Problem description: Print all the records exactly, please.
:: Records
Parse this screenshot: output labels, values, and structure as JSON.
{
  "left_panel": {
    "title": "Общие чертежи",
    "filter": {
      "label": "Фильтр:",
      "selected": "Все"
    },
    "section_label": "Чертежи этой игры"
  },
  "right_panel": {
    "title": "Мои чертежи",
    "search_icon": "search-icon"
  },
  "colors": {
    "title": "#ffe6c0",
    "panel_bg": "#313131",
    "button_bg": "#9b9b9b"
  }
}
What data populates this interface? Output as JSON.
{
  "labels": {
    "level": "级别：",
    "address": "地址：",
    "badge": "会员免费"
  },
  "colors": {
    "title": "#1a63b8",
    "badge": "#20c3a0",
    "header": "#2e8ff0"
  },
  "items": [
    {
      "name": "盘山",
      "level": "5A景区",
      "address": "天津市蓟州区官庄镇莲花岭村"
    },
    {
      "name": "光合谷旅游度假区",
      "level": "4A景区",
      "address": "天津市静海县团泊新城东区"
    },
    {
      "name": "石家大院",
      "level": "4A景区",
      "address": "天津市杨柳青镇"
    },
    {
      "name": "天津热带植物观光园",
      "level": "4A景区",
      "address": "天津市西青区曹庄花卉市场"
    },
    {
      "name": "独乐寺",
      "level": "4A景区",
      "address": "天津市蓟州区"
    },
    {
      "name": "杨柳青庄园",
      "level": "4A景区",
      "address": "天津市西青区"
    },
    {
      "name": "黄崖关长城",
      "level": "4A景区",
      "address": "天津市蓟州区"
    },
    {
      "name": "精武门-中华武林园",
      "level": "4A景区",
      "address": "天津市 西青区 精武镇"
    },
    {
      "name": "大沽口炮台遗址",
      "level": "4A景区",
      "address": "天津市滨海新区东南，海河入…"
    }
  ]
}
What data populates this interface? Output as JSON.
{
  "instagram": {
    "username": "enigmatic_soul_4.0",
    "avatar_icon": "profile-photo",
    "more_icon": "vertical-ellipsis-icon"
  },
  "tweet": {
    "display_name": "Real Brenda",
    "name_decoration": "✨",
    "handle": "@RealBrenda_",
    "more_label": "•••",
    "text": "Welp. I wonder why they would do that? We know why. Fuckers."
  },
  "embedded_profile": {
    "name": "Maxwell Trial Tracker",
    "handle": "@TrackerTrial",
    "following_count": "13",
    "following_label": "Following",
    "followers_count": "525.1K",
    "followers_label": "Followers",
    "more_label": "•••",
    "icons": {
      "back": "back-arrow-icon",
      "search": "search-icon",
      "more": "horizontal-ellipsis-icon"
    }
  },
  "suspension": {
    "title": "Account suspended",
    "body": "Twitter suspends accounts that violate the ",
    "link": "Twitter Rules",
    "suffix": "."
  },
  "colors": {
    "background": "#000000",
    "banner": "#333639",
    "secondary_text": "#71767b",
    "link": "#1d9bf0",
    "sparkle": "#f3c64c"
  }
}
::::
Answer:
Parse this screenshot: output labels, values, and structure as JSON.
{
  "left_panel": {
    "title": "Общие чертежи",
    "filter": {
      "label": "Фильтр:",
      "selected": "Все"
    },
    "section_label": "Чертежи этой игры"
  },
  "right_panel": {
    "title": "Мои чертежи",
    "search_icon": "search-icon"
  },
  "colors": {
    "title": "#ffe6c0",
    "panel_bg": "#313131",
    "button_bg": "#9b9b9b"
  }
}
What data populates this interface? Output as JSON.
{
  "labels": {
    "level": "级别：",
    "address": "地址：",
    "badge": "会员免费"
  },
  "colors": {
    "title": "#1a63b8",
    "badge": "#20c3a0",
    "header": "#2e8ff0"
  },
  "items": [
    {
      "name": "盘山",
      "level": "5A景区",
      "address": "天津市蓟州区官庄镇莲花岭村"
    },
    {
      "name": "光合谷旅游度假区",
      "level": "4A景区",
      "address": "天津市静海县团泊新城东区"
    },
    {
      "name": "石家大院",
      "level": "4A景区",
      "address": "天津市杨柳青镇"
    },
    {
      "name": "天津热带植物观光园",
      "level": "4A景区",
      "address": "天津市西青区曹庄花卉市场"
    },
    {
      "name": "独乐寺",
      "level": "4A景区",
      "address": "天津市蓟州区"
    },
    {
      "name": "杨柳青庄园",
      "level": "4A景区",
      "address": "天津市西青区"
    },
    {
      "name": "黄崖关长城",
      "level": "4A景区",
      "address": "天津市蓟州区"
    },
    {
      "name": "精武门-中华武林园",
      "level": "4A景区",
      "address": "天津市 西青区 精武镇"
    },
    {
      "name": "大沽口炮台遗址",
      "level": "4A景区",
      "address": "天津市滨海新区东南，海河入…"
    }
  ]
}
What data populates this interface? Output as JSON.
{
  "instagram": {
    "username": "enigmatic_soul_4.0",
    "avatar_icon": "profile-photo",
    "more_icon": "vertical-ellipsis-icon"
  },
  "tweet": {
    "display_name": "Real Brenda",
    "name_decoration": "✨",
    "handle": "@RealBrenda_",
    "more_label": "•••",
    "text": "Welp. I wonder why they would do that? We know why. Fuckers."
  },
  "embedded_profile": {
    "name": "Maxwell Trial Tracker",
    "handle": "@TrackerTrial",
    "following_count": "13",
    "following_label": "Following",
    "followers_count": "525.1K",
    "followers_label": "Followers",
    "more_label": "•••",
    "icons": {
      "back": "back-arrow-icon",
      "search": "search-icon",
      "more": "horizontal-ellipsis-icon"
    }
  },
  "suspension": {
    "title": "Account suspended",
    "body": "Twitter suspends accounts that violate the ",
    "link": "Twitter Rules",
    "suffix": "."
  },
  "colors": {
    "background": "#000000",
    "banner": "#333639",
    "secondary_text": "#71767b",
    "link": "#1d9bf0",
    "sparkle": "#f3c64c"
  }
}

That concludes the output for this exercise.